#### What you are asked to do
Can you restate the records below word for word?

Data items

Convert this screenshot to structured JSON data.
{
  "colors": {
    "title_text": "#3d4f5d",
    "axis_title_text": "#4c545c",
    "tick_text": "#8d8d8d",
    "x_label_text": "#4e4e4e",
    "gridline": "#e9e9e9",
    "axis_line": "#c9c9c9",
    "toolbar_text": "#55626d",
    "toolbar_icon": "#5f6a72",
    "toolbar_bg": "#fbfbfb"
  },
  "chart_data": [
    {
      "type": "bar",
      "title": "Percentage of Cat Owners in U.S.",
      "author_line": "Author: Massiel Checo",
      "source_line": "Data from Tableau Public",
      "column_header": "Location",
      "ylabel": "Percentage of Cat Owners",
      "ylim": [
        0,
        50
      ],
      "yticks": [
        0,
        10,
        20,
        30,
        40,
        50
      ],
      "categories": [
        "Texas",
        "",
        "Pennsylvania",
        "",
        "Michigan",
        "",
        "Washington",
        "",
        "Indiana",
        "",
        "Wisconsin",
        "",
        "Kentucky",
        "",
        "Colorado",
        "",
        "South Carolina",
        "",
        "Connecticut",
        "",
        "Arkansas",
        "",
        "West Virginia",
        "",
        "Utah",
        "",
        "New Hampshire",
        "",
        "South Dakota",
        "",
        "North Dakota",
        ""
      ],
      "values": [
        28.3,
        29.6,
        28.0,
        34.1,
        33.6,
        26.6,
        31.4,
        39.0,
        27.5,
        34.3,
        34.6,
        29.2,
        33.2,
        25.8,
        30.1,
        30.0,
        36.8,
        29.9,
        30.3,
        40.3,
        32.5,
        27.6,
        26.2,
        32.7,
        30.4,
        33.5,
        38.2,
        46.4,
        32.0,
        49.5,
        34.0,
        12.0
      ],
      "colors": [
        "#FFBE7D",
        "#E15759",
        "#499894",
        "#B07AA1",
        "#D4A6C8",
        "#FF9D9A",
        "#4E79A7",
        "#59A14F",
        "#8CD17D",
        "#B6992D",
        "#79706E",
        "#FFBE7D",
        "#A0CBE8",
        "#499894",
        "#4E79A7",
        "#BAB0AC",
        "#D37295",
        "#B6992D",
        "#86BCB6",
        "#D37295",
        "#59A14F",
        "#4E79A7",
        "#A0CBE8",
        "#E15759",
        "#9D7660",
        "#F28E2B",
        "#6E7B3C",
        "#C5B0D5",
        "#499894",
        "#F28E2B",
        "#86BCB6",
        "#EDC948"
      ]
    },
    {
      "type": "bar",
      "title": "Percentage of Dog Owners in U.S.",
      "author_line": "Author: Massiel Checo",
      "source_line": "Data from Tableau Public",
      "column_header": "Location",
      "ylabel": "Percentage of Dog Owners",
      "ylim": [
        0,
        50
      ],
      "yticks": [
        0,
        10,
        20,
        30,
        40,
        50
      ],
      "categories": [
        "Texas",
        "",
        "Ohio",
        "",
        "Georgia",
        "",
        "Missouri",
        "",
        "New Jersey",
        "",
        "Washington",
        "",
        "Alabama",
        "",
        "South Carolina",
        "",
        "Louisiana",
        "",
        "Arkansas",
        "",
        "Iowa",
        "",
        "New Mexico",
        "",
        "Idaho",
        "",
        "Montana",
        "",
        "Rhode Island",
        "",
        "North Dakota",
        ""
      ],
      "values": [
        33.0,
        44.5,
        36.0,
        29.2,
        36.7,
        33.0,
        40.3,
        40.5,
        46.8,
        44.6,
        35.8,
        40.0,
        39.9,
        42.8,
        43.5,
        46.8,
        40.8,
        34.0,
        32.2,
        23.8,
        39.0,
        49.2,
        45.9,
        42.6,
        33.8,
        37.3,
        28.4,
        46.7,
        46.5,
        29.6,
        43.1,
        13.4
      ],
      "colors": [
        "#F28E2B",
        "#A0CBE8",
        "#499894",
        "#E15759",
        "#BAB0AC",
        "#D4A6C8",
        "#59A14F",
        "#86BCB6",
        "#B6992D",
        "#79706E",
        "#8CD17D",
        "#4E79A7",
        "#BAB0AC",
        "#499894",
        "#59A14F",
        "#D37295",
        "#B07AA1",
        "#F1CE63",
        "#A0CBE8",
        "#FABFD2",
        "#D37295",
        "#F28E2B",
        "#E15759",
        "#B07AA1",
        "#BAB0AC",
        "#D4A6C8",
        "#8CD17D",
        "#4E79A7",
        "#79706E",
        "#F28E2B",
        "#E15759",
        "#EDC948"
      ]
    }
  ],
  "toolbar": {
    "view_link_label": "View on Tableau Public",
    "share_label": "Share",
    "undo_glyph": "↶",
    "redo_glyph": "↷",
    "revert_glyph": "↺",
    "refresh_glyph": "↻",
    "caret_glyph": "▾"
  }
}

#### Solution to the exercise
Convert this screenshot to structured JSON data.
{
  "colors": {
    "title_text": "#3d4f5d",
    "axis_title_text": "#4c545c",
    "tick_text": "#8d8d8d",
    "x_label_text": "#4e4e4e",
    "gridline": "#e9e9e9",
    "axis_line": "#c9c9c9",
    "toolbar_text": "#55626d",
    "toolbar_icon": "#5f6a72",
    "toolbar_bg": "#fbfbfb"
  },
  "chart_data": [
    {
      "type": "bar",
      "title": "Percentage of Cat Owners in U.S.",
      "author_line": "Author: Massiel Checo",
      "source_line": "Data from Tableau Public",
      "column_header": "Location",
      "ylabel": "Percentage of Cat Owners",
      "ylim": [
        0,
        50
      ],
      "yticks": [
        0,
        10,
        20,
        30,
        40,
        50
      ],
      "categories": [
        "Texas",
        "",
        "Pennsylvania",
        "",
        "Michigan",
        "",
        "Washington",
        "",
        "Indiana",
        "",
        "Wisconsin",
        "",
        "Kentucky",
        "",
        "Colorado",
        "",
        "South Carolina",
        "",
        "Connecticut",
        "",
        "Arkansas",
        "",
        "West Virginia",
        "",
        "Utah",
        "",
        "New Hampshire",
        "",
        "South Dakota",
        "",
        "North Dakota",
        ""
      ],
      "values": [
        28.3,
        29.6,
        28.0,
        34.1,
        33.6,
        26.6,
        31.4,
        39.0,
        27.5,
        34.3,
        34.6,
        29.2,
        33.2,
        25.8,
        30.1,
        30.0,
        36.8,
        29.9,
        30.3,
        40.3,
        32.5,
        27.6,
        26.2,
        32.7,
        30.4,
        33.5,
        38.2,
        46.4,
        32.0,
        49.5,
        34.0,
        12.0
      ],
      "colors": [
        "#FFBE7D",
        "#E15759",
        "#499894",
        "#B07AA1",
        "#D4A6C8",
        "#FF9D9A",
        "#4E79A7",
        "#59A14F",
        "#8CD17D",
        "#B6992D",
        "#79706E",
        "#FFBE7D",
        "#A0CBE8",
        "#499894",
        "#4E79A7",
        "#BAB0AC",
        "#D37295",
        "#B6992D",
        "#86BCB6",
        "#D37295",
        "#59A14F",
        "#4E79A7",
        "#A0CBE8",
        "#E15759",
        "#9D7660",
        "#F28E2B",
        "#6E7B3C",
        "#C5B0D5",
        "#499894",
        "#F28E2B",
        "#86BCB6",
        "#EDC948"
      ]
    },
    {
      "type": "bar",
      "title": "Percentage of Dog Owners in U.S.",
      "author_line": "Author: Massiel Checo",
      "source_line": "Data from Tableau Public",
      "column_header": "Location",
      "ylabel": "Percentage of Dog Owners",
      "ylim": [
        0,
        50
      ],
      "yticks": [
        0,
        10,
        20,
        30,
        40,
        50
      ],
      "categories": [
        "Texas",
        "",
        "Ohio",
        "",
        "Georgia",
        "",
        "Missouri",
        "",
        "New Jersey",
        "",
        "Washington",
        "",
        "Alabama",
        "",
        "South Carolina",
        "",
        "Louisiana",
        "",
        "Arkansas",
        "",
        "Iowa",
        "",
        "New Mexico",
        "",
        "Idaho",
        "",
        "Montana",
        "",
        "Rhode Island",
        "",
        "North Dakota",
        ""
      ],
      "values": [
        33.0,
        44.5,
        36.0,
        29.2,
        36.7,
        33.0,
        40.3,
        40.5,
        46.8,
        44.6,
        35.8,
        40.0,
        39.9,
        42.8,
        43.5,
        46.8,
        40.8,
        34.0,
        32.2,
        23.8,
        39.0,
        49.2,
        45.9,
        42.6,
        33.8,
        37.3,
        28.4,
        46.7,
        46.5,
        29.6,
        43.1,
        13.4
      ],
      "colors": [
        "#F28E2B",
        "#A0CBE8",
        "#499894",
        "#E15759",
        "#BAB0AC",
        "#D4A6C8",
        "#59A14F",
        "#86BCB6",
        "#B6992D",
        "#79706E",
        "#8CD17D",
        "#4E79A7",
        "#BAB0AC",
        "#499894",
        "#59A14F",
        "#D37295",
        "#B07AA1",
        "#F1CE63",
        "#A0CBE8",
        "#FABFD2",
        "#D37295",
        "#F28E2B",
        "#E15759",
        "#B07AA1",
        "#BAB0AC",
        "#D4A6C8",
        "#8CD17D",
        "#4E79A7",
        "#79706E",
        "#F28E2B",
        "#E15759",
        "#EDC948"
      ]
    }
  ],
  "toolbar": {
    "view_link_label": "View on Tableau Public",
    "share_label": "Share",
    "undo_glyph": "↶",
    "redo_glyph": "↷",
    "revert_glyph": "↺",
    "refresh_glyph": "↻",
    "caret_glyph": "▾"
  }
}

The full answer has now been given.